Request
Reproduce every line of the listing as written, apart from the pictures.

Input for this task
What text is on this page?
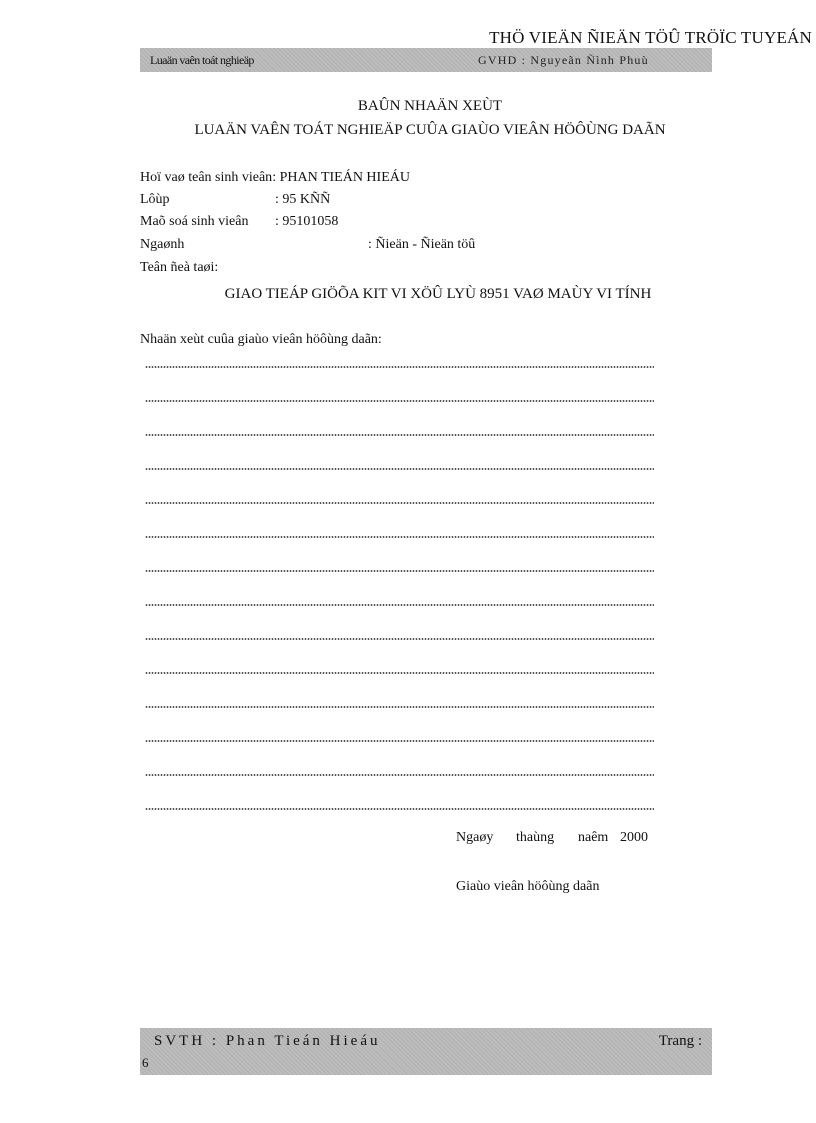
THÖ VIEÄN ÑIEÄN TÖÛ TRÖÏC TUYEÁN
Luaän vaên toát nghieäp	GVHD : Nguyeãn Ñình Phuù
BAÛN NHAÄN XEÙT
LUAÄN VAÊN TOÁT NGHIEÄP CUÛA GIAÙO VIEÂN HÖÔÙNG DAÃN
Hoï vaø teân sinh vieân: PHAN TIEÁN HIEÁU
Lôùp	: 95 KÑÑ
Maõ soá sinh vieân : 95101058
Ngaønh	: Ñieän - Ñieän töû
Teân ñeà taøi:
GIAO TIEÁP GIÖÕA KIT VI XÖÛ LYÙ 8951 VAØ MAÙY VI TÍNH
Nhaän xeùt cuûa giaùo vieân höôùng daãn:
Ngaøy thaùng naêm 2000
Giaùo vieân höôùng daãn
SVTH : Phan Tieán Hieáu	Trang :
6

Complete answer
What text is on this page?
THÖ VIEÄN ÑIEÄN TÖÛ TRÖÏC TUYEÁN
Luaän vaên toát nghieäp	GVHD : Nguyeãn Ñình Phuù
BAÛN NHAÄN XEÙT
LUAÄN VAÊN TOÁT NGHIEÄP CUÛA GIAÙO VIEÂN HÖÔÙNG DAÃN
Hoï vaø teân sinh vieân: PHAN TIEÁN HIEÁU
Lôùp	: 95 KÑÑ
Maõ soá sinh vieân : 95101058
Ngaønh	: Ñieän - Ñieän töû
Teân ñeà taøi:
GIAO TIEÁP GIÖÕA KIT VI XÖÛ LYÙ 8951 VAØ MAÙY VI TÍNH
Nhaän xeùt cuûa giaùo vieân höôùng daãn:
Ngaøy thaùng naêm 2000
Giaùo vieân höôùng daãn
SVTH : Phan Tieán Hieáu	Trang :
6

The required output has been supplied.